## Instrução escrita
Substitua "bullet-dot" por "bullet-point" em todos os registros e reproduza-os sem nenhuma outra alteração, deixando as imagens de fora da resposta.

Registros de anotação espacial
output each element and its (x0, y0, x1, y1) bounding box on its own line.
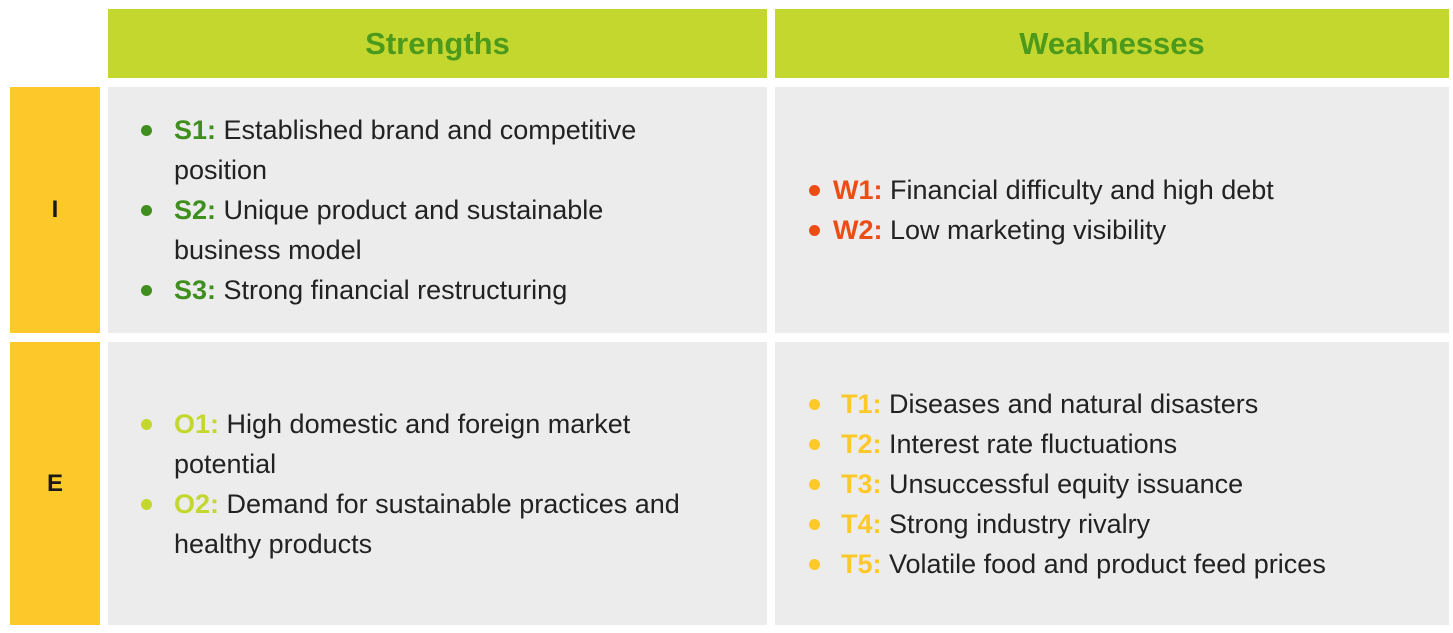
item-code: T1: (841, 388, 882, 419)
header-weaknesses: Weaknesses (775, 9, 1449, 78)
threats-list: T1: Diseases and natural disasters T2: I… (775, 384, 1449, 584)
item-text: Financial difficulty and high debt (890, 175, 1274, 205)
header-strengths-label: Strengths (365, 25, 510, 61)
bullet-dot (141, 498, 152, 510)
item-code: S3: (174, 275, 217, 305)
list-item: W2: Low marketing visibility (775, 210, 1449, 250)
item-code: S1: (174, 115, 217, 145)
bullet-dot (141, 418, 152, 430)
threats-cell: T1: Diseases and natural disasters T2: I… (775, 342, 1449, 625)
list-item: O1: High domestic and foreign market pot… (108, 404, 737, 484)
bullet-dot (809, 225, 820, 236)
header-weaknesses-label: Weaknesses (1019, 25, 1205, 61)
item-code: T5: (841, 548, 882, 579)
header-strengths: Strengths (108, 9, 767, 78)
strengths-list: S1: Established brand and competitive po… (108, 110, 707, 310)
list-item: O2: Demand for sustainable practices and… (108, 484, 737, 564)
item-text: Volatile food and product feed prices (889, 548, 1326, 579)
item-code: O2: (174, 488, 220, 519)
list-item: T5: Volatile food and product feed price… (775, 544, 1449, 584)
bullet-dot (809, 558, 820, 570)
item-code: T2: (841, 428, 882, 459)
list-item: T4: Strong industry rivalry (775, 504, 1449, 544)
bullet-dot (809, 185, 820, 196)
opportunities-cell: O1: High domestic and foreign market pot… (108, 342, 767, 625)
item-text: Established brand and competitive positi… (174, 115, 637, 185)
list-item: S3: Strong financial restructuring (108, 270, 707, 310)
item-code: O1: (174, 408, 220, 439)
item-code: W2: (833, 215, 883, 245)
item-text: Unique product and sustainable business … (174, 195, 604, 265)
item-code: S2: (174, 195, 217, 225)
opportunities-list: O1: High domestic and foreign market pot… (108, 404, 737, 564)
item-text: High domestic and foreign market potenti… (174, 408, 631, 479)
item-text: Strong financial restructuring (223, 275, 568, 305)
list-item: T2: Interest rate fluctuations (775, 424, 1449, 464)
item-text: Demand for sustainable practices and hea… (174, 488, 680, 559)
list-item: T3: Unsuccessful equity issuance (775, 464, 1449, 504)
bullet-dot (809, 518, 820, 530)
row-label-internal: I (10, 87, 100, 333)
row-label-internal-text: I (51, 196, 59, 223)
strengths-cell: S1: Established brand and competitive po… (108, 87, 767, 333)
item-text: Unsuccessful equity issuance (889, 468, 1244, 499)
bullet-dot (809, 398, 820, 410)
list-item: S1: Established brand and competitive po… (108, 110, 707, 190)
row-label-external: E (10, 342, 100, 625)
item-code: T3: (841, 468, 882, 499)
item-code: W1: (833, 175, 883, 205)
item-text: Diseases and natural disasters (889, 388, 1259, 419)
item-text: Strong industry rivalry (889, 508, 1151, 539)
list-item: T1: Diseases and natural disasters (775, 384, 1449, 424)
weaknesses-cell: W1: Financial difficulty and high debt W… (775, 87, 1449, 333)
bullet-dot (141, 285, 152, 296)
item-text: Interest rate fluctuations (889, 428, 1178, 459)
row-label-external-text: E (46, 469, 63, 497)
bullet-dot (141, 205, 152, 216)
bullet-dot (141, 125, 152, 136)
item-code: T4: (841, 508, 882, 539)
item-text: Low marketing visibility (890, 215, 1167, 245)
list-item: S2: Unique product and sustainable busin… (108, 190, 707, 270)
bullet-dot (809, 478, 820, 490)
list-item: W1: Financial difficulty and high debt (775, 170, 1449, 210)
weaknesses-list: W1: Financial difficulty and high debt W… (775, 170, 1449, 250)
bullet-dot (809, 438, 820, 450)
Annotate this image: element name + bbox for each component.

## Resposta do exercício
output each element and its (x0, y0, x1, y1) bounding box on its own line.
item-code: T1: (841, 388, 882, 419)
header-weaknesses: Weaknesses (775, 9, 1449, 78)
threats-list: T1: Diseases and natural disasters T2: I… (775, 384, 1449, 584)
item-text: Financial difficulty and high debt (890, 175, 1274, 205)
header-strengths-label: Strengths (365, 25, 510, 61)
bullet-point (141, 498, 152, 510)
item-code: S3: (174, 275, 217, 305)
list-item: W2: Low marketing visibility (775, 210, 1449, 250)
item-code: S1: (174, 115, 217, 145)
bullet-point (141, 418, 152, 430)
threats-cell: T1: Diseases and natural disasters T2: I… (775, 342, 1449, 625)
list-item: O1: High domestic and foreign market pot… (108, 404, 737, 484)
bullet-point (809, 225, 820, 236)
header-weaknesses-label: Weaknesses (1019, 25, 1205, 61)
item-code: T5: (841, 548, 882, 579)
header-strengths: Strengths (108, 9, 767, 78)
strengths-list: S1: Established brand and competitive po… (108, 110, 707, 310)
list-item: O2: Demand for sustainable practices and… (108, 484, 737, 564)
item-text: Volatile food and product feed prices (889, 548, 1326, 579)
item-code: O2: (174, 488, 220, 519)
list-item: T5: Volatile food and product feed price… (775, 544, 1449, 584)
bullet-point (809, 558, 820, 570)
item-code: T2: (841, 428, 882, 459)
list-item: T4: Strong industry rivalry (775, 504, 1449, 544)
bullet-point (809, 185, 820, 196)
opportunities-cell: O1: High domestic and foreign market pot… (108, 342, 767, 625)
item-text: Established brand and competitive positi… (174, 115, 637, 185)
list-item: S3: Strong financial restructuring (108, 270, 707, 310)
item-code: O1: (174, 408, 220, 439)
item-code: W2: (833, 215, 883, 245)
item-text: Unique product and sustainable business … (174, 195, 604, 265)
item-code: S2: (174, 195, 217, 225)
opportunities-list: O1: High domestic and foreign market pot… (108, 404, 737, 564)
item-text: High domestic and foreign market potenti… (174, 408, 631, 479)
item-text: Strong financial restructuring (223, 275, 568, 305)
list-item: T2: Interest rate fluctuations (775, 424, 1449, 464)
item-text: Demand for sustainable practices and hea… (174, 488, 680, 559)
list-item: T3: Unsuccessful equity issuance (775, 464, 1449, 504)
bullet-point (809, 518, 820, 530)
row-label-internal: I (10, 87, 100, 333)
row-label-internal-text: I (51, 196, 59, 223)
strengths-cell: S1: Established brand and competitive po… (108, 87, 767, 333)
item-text: Unsuccessful equity issuance (889, 468, 1244, 499)
bullet-point (809, 398, 820, 410)
list-item: S1: Established brand and competitive po… (108, 110, 707, 190)
row-label-external: E (10, 342, 100, 625)
item-code: T3: (841, 468, 882, 499)
item-code: W1: (833, 175, 883, 205)
item-text: Diseases and natural disasters (889, 388, 1259, 419)
item-text: Strong industry rivalry (889, 508, 1151, 539)
list-item: T1: Diseases and natural disasters (775, 384, 1449, 424)
weaknesses-cell: W1: Financial difficulty and high debt W… (775, 87, 1449, 333)
bullet-point (141, 285, 152, 296)
item-text: Interest rate fluctuations (889, 428, 1178, 459)
row-label-external-text: E (46, 469, 63, 497)
bullet-point (141, 205, 152, 216)
bullet-point (141, 125, 152, 136)
item-code: T4: (841, 508, 882, 539)
item-text: Low marketing visibility (890, 215, 1167, 245)
list-item: S2: Unique product and sustainable busin… (108, 190, 707, 270)
bullet-point (809, 478, 820, 490)
list-item: W1: Financial difficulty and high debt (775, 170, 1449, 210)
weaknesses-list: W1: Financial difficulty and high debt W… (775, 170, 1449, 250)
bullet-point (809, 438, 820, 450)
Annotate this image: element name + bbox for each component.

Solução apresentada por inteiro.